Stored entries
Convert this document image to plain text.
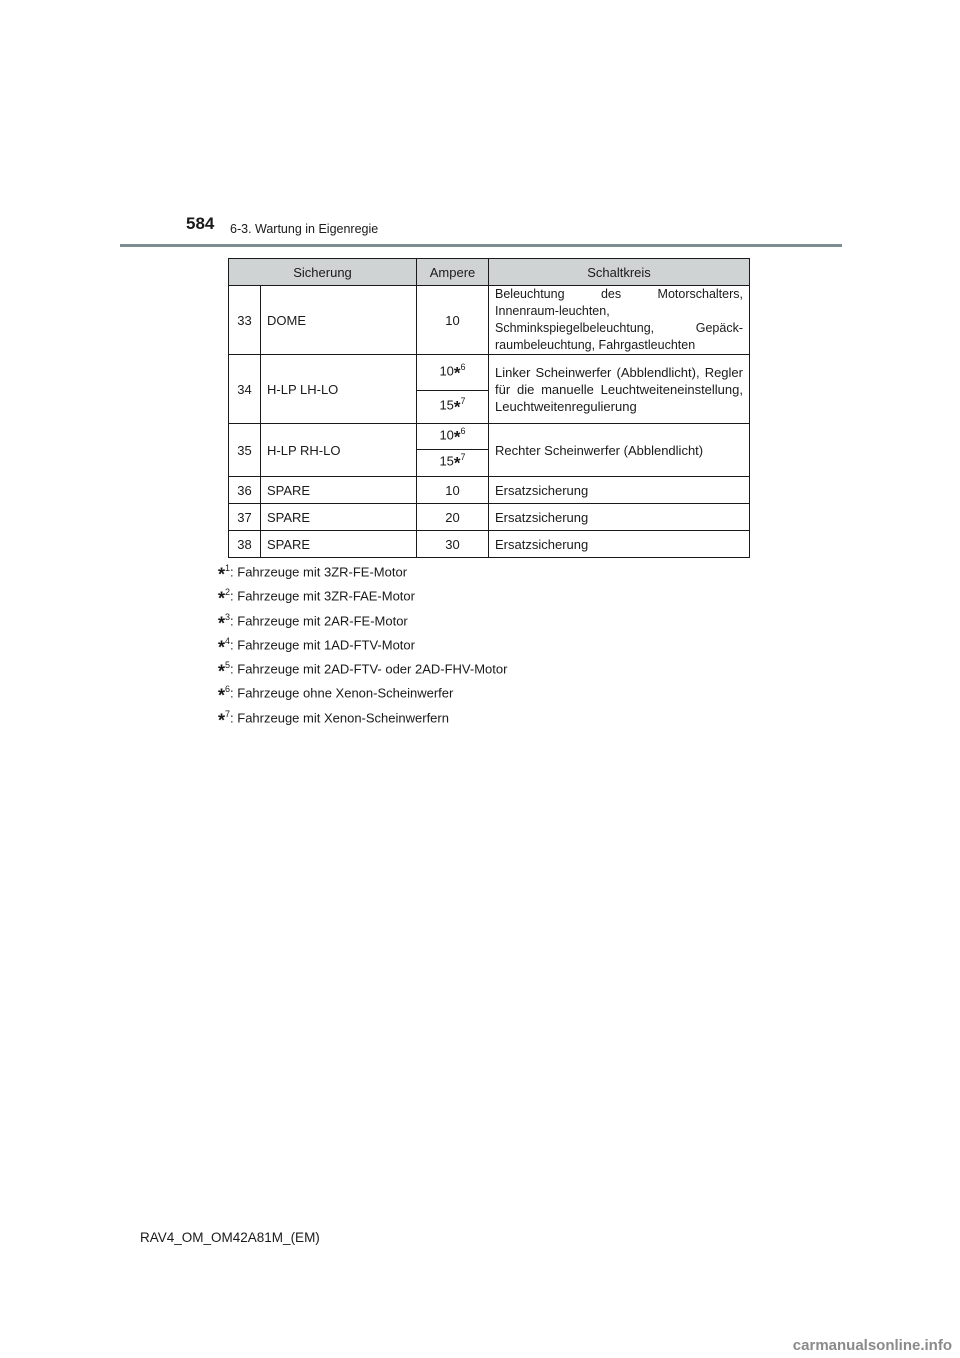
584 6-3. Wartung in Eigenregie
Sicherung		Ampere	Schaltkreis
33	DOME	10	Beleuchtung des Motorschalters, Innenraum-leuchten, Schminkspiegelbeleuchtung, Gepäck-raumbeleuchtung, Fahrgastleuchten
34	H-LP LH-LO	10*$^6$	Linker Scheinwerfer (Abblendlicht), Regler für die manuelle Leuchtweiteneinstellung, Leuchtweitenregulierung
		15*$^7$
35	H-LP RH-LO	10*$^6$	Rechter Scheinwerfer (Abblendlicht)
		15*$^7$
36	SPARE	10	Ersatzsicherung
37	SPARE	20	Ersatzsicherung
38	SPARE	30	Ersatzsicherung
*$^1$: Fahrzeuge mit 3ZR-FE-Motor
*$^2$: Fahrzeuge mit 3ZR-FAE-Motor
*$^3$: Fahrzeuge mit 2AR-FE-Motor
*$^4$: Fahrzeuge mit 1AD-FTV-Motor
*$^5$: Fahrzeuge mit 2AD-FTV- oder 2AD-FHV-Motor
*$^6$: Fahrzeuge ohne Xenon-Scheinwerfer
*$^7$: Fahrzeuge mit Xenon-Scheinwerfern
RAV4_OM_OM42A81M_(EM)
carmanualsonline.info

--

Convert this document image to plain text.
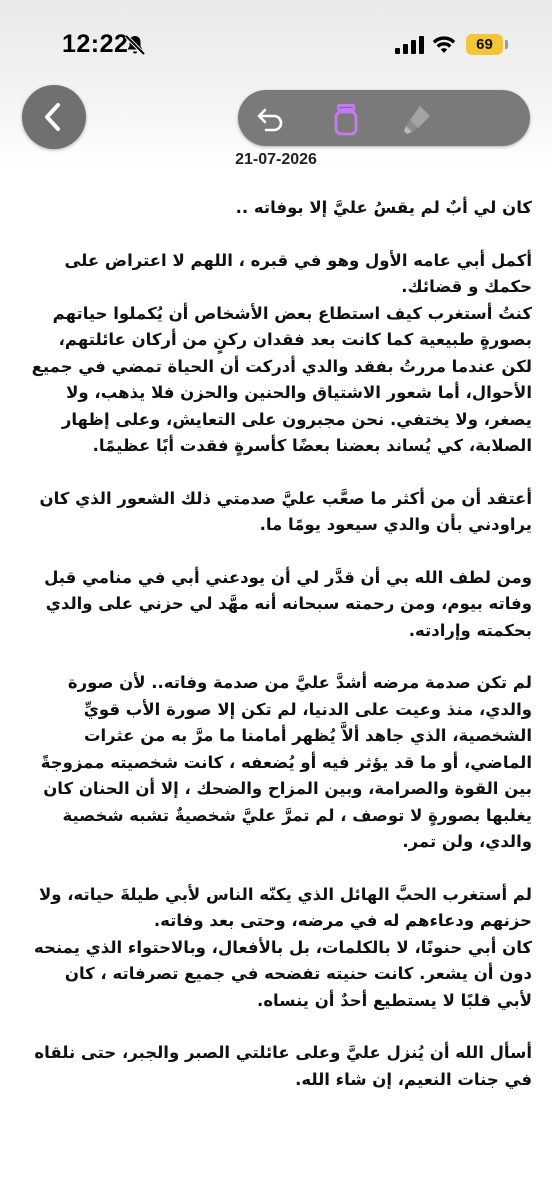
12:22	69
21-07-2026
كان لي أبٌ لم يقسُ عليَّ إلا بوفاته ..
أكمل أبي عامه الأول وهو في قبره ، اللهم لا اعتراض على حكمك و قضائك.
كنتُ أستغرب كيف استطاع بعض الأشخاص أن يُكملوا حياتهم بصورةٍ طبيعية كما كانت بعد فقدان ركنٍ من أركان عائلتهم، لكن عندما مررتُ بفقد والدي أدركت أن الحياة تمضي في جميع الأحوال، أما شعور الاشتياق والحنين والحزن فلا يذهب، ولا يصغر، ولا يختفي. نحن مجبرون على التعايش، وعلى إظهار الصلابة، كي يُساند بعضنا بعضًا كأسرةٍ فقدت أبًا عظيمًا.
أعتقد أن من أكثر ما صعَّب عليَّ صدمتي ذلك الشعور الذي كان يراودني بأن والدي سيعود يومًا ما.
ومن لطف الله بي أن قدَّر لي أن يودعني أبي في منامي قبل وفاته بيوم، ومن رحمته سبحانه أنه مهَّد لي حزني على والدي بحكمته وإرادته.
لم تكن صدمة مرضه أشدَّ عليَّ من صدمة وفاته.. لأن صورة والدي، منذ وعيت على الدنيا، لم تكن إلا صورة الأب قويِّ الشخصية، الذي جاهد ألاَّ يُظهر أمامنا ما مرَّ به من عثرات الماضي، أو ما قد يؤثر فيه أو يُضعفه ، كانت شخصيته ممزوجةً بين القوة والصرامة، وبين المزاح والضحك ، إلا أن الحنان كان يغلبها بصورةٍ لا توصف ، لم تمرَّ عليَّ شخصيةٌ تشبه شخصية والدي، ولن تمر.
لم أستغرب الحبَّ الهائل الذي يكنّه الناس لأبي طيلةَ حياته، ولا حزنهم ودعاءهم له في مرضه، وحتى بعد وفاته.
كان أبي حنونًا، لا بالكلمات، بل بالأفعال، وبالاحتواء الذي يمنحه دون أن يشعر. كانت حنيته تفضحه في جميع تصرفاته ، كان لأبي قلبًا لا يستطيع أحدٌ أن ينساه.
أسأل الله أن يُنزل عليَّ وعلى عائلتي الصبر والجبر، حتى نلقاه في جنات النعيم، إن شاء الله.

OBJECTIVE - Say how many lines of the listing above contain "وعلى", with no other words.

SOLUTION FOR THIS EXERCISE - 2